What you should do
Give the number of lines in the listing that hold the word "score". Write nothing but that number.

###

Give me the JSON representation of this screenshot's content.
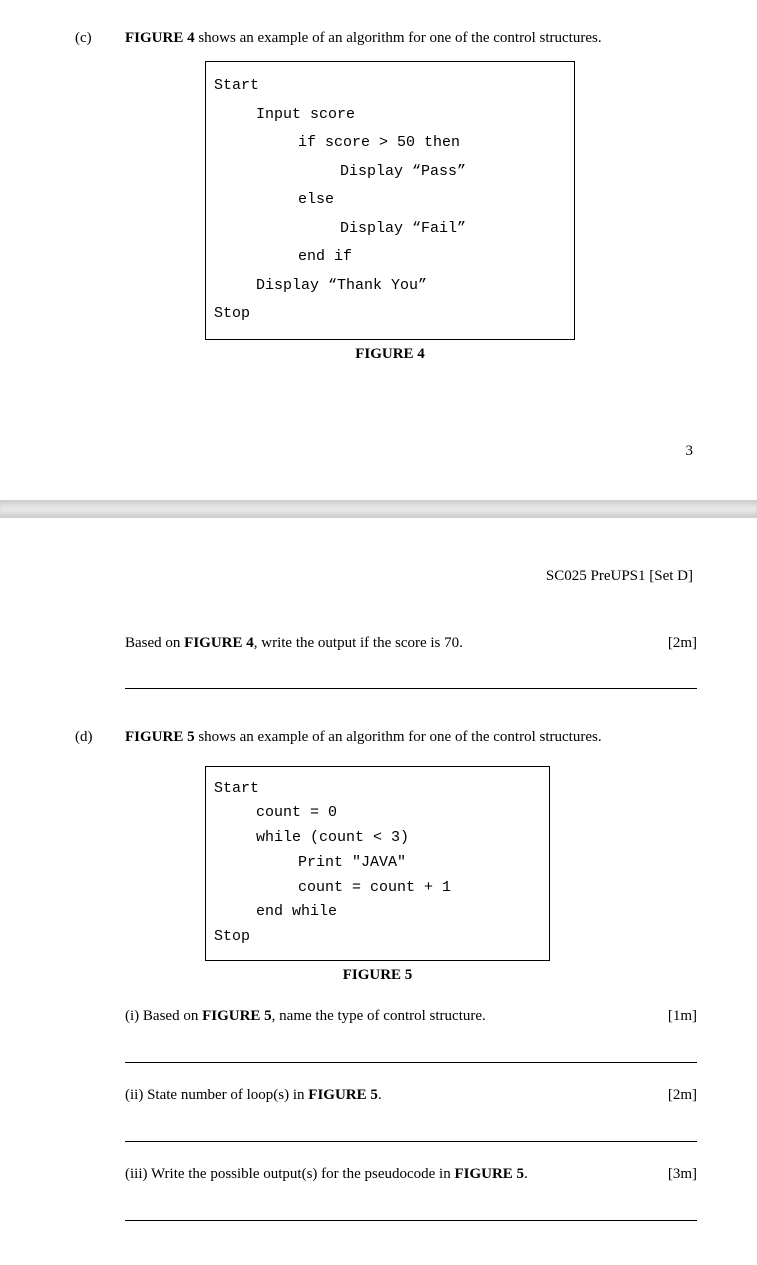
{
  "page1": {
    "qc": {
      "label": "(c)",
      "intro_prefix": "FIGURE 4",
      "intro_rest": " shows an example of an algorithm for one of the control structures.",
      "code": {
        "l1": "Start",
        "l2": "Input score",
        "l3": "if score > 50 then",
        "l4": "Display “Pass”",
        "l5": "else",
        "l6": "Display “Fail”",
        "l7": "end if",
        "l8": "Display “Thank You”",
        "l9": "Stop"
      },
      "caption": "FIGURE 4"
    },
    "page_number": "3"
  },
  "page2": {
    "header": "SC025 PreUPS1 [Set D]",
    "qc_cont": {
      "text_prefix": "Based on ",
      "text_bold": "FIGURE 4",
      "text_rest": ", write the output if the score is 70.",
      "marks": "[2m]"
    },
    "qd": {
      "label": "(d)",
      "intro_prefix": "FIGURE 5",
      "intro_rest": " shows an example of an algorithm for one of the control structures.",
      "code": {
        "l1": "Start",
        "l2": "count = 0",
        "l3": "while (count < 3)",
        "l4": "Print \"JAVA\"",
        "l5": "count = count + 1",
        "l6": "end while",
        "l7": "Stop"
      },
      "caption": "FIGURE 5",
      "sub": {
        "i": {
          "prefix": "(i) Based on ",
          "bold": "FIGURE 5",
          "rest": ", name the type of control structure.",
          "marks": "[1m]"
        },
        "ii": {
          "prefix": "(ii) State number of loop(s) in ",
          "bold": "FIGURE 5",
          "rest": ".",
          "marks": "[2m]"
        },
        "iii": {
          "prefix": "(iii) Write the possible output(s) for the pseudocode in ",
          "bold": "FIGURE 5",
          "rest": ".",
          "marks": "[3m]"
        }
      }
    }
  }
}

###

Reply
3